» **Directions for this task**
Transcribe the data that follows precisely, omitting nothing.

────────

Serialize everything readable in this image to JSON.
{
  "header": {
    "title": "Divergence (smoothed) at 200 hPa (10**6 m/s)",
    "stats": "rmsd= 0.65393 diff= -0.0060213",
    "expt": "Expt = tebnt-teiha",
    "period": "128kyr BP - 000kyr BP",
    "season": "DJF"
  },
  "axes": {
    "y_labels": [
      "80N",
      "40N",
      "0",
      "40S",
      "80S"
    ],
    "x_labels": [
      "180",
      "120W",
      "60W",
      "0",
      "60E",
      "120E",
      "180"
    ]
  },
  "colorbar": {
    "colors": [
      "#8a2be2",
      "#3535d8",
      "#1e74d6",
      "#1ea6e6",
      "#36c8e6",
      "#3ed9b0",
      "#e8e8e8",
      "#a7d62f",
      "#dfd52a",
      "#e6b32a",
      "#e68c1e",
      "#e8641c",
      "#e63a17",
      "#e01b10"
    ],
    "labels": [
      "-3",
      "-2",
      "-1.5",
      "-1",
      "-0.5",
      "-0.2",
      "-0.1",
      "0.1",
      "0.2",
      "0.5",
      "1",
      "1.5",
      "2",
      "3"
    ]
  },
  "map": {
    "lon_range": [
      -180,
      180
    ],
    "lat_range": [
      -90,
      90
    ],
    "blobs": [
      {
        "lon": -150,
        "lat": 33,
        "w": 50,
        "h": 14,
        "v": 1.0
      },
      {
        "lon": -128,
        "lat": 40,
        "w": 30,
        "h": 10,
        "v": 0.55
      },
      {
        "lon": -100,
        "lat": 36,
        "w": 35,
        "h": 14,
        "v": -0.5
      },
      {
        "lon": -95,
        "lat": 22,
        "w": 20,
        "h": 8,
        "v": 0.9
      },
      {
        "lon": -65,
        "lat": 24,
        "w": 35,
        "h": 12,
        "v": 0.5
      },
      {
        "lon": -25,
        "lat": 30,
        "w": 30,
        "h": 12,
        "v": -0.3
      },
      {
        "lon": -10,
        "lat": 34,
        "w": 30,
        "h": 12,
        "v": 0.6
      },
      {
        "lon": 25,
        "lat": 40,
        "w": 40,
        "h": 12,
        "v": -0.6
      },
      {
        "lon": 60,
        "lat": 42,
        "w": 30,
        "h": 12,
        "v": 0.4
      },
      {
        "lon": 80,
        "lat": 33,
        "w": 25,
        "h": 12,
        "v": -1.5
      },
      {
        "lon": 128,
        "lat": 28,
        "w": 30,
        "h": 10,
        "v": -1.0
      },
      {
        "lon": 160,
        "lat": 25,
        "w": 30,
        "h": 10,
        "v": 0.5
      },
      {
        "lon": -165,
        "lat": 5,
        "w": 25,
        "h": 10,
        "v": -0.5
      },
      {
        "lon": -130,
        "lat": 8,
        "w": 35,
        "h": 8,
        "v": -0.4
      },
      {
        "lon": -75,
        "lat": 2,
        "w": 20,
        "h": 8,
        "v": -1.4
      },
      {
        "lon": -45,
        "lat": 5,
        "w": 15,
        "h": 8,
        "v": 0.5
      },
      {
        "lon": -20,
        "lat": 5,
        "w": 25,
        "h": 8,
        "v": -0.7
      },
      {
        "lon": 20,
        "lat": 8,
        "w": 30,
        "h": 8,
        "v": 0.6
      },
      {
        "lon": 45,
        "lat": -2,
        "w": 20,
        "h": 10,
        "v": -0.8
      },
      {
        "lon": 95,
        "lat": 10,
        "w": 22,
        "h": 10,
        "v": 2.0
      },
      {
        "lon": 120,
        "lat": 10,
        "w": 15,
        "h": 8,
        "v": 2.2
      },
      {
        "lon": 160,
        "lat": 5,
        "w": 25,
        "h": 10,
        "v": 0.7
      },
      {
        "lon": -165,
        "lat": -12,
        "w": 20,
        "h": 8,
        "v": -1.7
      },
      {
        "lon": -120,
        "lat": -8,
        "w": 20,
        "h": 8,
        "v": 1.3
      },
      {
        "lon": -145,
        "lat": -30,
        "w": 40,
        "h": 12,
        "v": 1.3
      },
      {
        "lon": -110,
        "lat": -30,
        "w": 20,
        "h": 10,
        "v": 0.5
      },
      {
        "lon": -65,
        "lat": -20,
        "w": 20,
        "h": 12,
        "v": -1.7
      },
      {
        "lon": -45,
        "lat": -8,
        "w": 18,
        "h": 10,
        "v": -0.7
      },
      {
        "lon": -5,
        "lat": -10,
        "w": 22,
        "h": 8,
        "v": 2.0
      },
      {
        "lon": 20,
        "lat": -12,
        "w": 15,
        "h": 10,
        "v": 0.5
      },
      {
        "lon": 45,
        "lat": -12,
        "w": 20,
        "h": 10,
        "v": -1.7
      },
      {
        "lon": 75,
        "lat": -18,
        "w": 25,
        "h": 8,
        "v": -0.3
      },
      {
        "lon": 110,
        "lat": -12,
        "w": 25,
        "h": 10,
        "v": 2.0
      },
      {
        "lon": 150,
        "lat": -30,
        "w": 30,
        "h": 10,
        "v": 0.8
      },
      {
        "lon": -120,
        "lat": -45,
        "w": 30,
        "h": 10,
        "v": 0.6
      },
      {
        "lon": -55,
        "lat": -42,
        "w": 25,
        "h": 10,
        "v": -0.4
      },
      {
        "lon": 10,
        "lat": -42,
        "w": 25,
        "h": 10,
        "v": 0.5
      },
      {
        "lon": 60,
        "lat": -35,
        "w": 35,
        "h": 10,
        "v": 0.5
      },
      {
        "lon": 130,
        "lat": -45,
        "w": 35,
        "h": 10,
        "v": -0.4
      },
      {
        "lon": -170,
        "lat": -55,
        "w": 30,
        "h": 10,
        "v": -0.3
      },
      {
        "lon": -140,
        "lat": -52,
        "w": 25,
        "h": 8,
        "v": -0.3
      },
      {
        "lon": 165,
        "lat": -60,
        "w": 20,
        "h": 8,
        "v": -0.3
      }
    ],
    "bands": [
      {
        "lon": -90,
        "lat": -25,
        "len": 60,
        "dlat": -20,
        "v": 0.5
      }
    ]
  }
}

────────

» **Answer for this exercise**
Serialize everything readable in this image to JSON.
{
  "header": {
    "title": "Divergence (smoothed) at 200 hPa (10**6 m/s)",
    "stats": "rmsd= 0.65393 diff= -0.0060213",
    "expt": "Expt = tebnt-teiha",
    "period": "128kyr BP - 000kyr BP",
    "season": "DJF"
  },
  "axes": {
    "y_labels": [
      "80N",
      "40N",
      "0",
      "40S",
      "80S"
    ],
    "x_labels": [
      "180",
      "120W",
      "60W",
      "0",
      "60E",
      "120E",
      "180"
    ]
  },
  "colorbar": {
    "colors": [
      "#8a2be2",
      "#3535d8",
      "#1e74d6",
      "#1ea6e6",
      "#36c8e6",
      "#3ed9b0",
      "#e8e8e8",
      "#a7d62f",
      "#dfd52a",
      "#e6b32a",
      "#e68c1e",
      "#e8641c",
      "#e63a17",
      "#e01b10"
    ],
    "labels": [
      "-3",
      "-2",
      "-1.5",
      "-1",
      "-0.5",
      "-0.2",
      "-0.1",
      "0.1",
      "0.2",
      "0.5",
      "1",
      "1.5",
      "2",
      "3"
    ]
  },
  "map": {
    "lon_range": [
      -180,
      180
    ],
    "lat_range": [
      -90,
      90
    ],
    "blobs": [
      {
        "lon": -150,
        "lat": 33,
        "w": 50,
        "h": 14,
        "v": 1.0
      },
      {
        "lon": -128,
        "lat": 40,
        "w": 30,
        "h": 10,
        "v": 0.55
      },
      {
        "lon": -100,
        "lat": 36,
        "w": 35,
        "h": 14,
        "v": -0.5
      },
      {
        "lon": -95,
        "lat": 22,
        "w": 20,
        "h": 8,
        "v": 0.9
      },
      {
        "lon": -65,
        "lat": 24,
        "w": 35,
        "h": 12,
        "v": 0.5
      },
      {
        "lon": -25,
        "lat": 30,
        "w": 30,
        "h": 12,
        "v": -0.3
      },
      {
        "lon": -10,
        "lat": 34,
        "w": 30,
        "h": 12,
        "v": 0.6
      },
      {
        "lon": 25,
        "lat": 40,
        "w": 40,
        "h": 12,
        "v": -0.6
      },
      {
        "lon": 60,
        "lat": 42,
        "w": 30,
        "h": 12,
        "v": 0.4
      },
      {
        "lon": 80,
        "lat": 33,
        "w": 25,
        "h": 12,
        "v": -1.5
      },
      {
        "lon": 128,
        "lat": 28,
        "w": 30,
        "h": 10,
        "v": -1.0
      },
      {
        "lon": 160,
        "lat": 25,
        "w": 30,
        "h": 10,
        "v": 0.5
      },
      {
        "lon": -165,
        "lat": 5,
        "w": 25,
        "h": 10,
        "v": -0.5
      },
      {
        "lon": -130,
        "lat": 8,
        "w": 35,
        "h": 8,
        "v": -0.4
      },
      {
        "lon": -75,
        "lat": 2,
        "w": 20,
        "h": 8,
        "v": -1.4
      },
      {
        "lon": -45,
        "lat": 5,
        "w": 15,
        "h": 8,
        "v": 0.5
      },
      {
        "lon": -20,
        "lat": 5,
        "w": 25,
        "h": 8,
        "v": -0.7
      },
      {
        "lon": 20,
        "lat": 8,
        "w": 30,
        "h": 8,
        "v": 0.6
      },
      {
        "lon": 45,
        "lat": -2,
        "w": 20,
        "h": 10,
        "v": -0.8
      },
      {
        "lon": 95,
        "lat": 10,
        "w": 22,
        "h": 10,
        "v": 2.0
      },
      {
        "lon": 120,
        "lat": 10,
        "w": 15,
        "h": 8,
        "v": 2.2
      },
      {
        "lon": 160,
        "lat": 5,
        "w": 25,
        "h": 10,
        "v": 0.7
      },
      {
        "lon": -165,
        "lat": -12,
        "w": 20,
        "h": 8,
        "v": -1.7
      },
      {
        "lon": -120,
        "lat": -8,
        "w": 20,
        "h": 8,
        "v": 1.3
      },
      {
        "lon": -145,
        "lat": -30,
        "w": 40,
        "h": 12,
        "v": 1.3
      },
      {
        "lon": -110,
        "lat": -30,
        "w": 20,
        "h": 10,
        "v": 0.5
      },
      {
        "lon": -65,
        "lat": -20,
        "w": 20,
        "h": 12,
        "v": -1.7
      },
      {
        "lon": -45,
        "lat": -8,
        "w": 18,
        "h": 10,
        "v": -0.7
      },
      {
        "lon": -5,
        "lat": -10,
        "w": 22,
        "h": 8,
        "v": 2.0
      },
      {
        "lon": 20,
        "lat": -12,
        "w": 15,
        "h": 10,
        "v": 0.5
      },
      {
        "lon": 45,
        "lat": -12,
        "w": 20,
        "h": 10,
        "v": -1.7
      },
      {
        "lon": 75,
        "lat": -18,
        "w": 25,
        "h": 8,
        "v": -0.3
      },
      {
        "lon": 110,
        "lat": -12,
        "w": 25,
        "h": 10,
        "v": 2.0
      },
      {
        "lon": 150,
        "lat": -30,
        "w": 30,
        "h": 10,
        "v": 0.8
      },
      {
        "lon": -120,
        "lat": -45,
        "w": 30,
        "h": 10,
        "v": 0.6
      },
      {
        "lon": -55,
        "lat": -42,
        "w": 25,
        "h": 10,
        "v": -0.4
      },
      {
        "lon": 10,
        "lat": -42,
        "w": 25,
        "h": 10,
        "v": 0.5
      },
      {
        "lon": 60,
        "lat": -35,
        "w": 35,
        "h": 10,
        "v": 0.5
      },
      {
        "lon": 130,
        "lat": -45,
        "w": 35,
        "h": 10,
        "v": -0.4
      },
      {
        "lon": -170,
        "lat": -55,
        "w": 30,
        "h": 10,
        "v": -0.3
      },
      {
        "lon": -140,
        "lat": -52,
        "w": 25,
        "h": 8,
        "v": -0.3
      },
      {
        "lon": 165,
        "lat": -60,
        "w": 20,
        "h": 8,
        "v": -0.3
      }
    ],
    "bands": [
      {
        "lon": -90,
        "lat": -25,
        "len": 60,
        "dlat": -20,
        "v": 0.5
      }
    ]
  }
}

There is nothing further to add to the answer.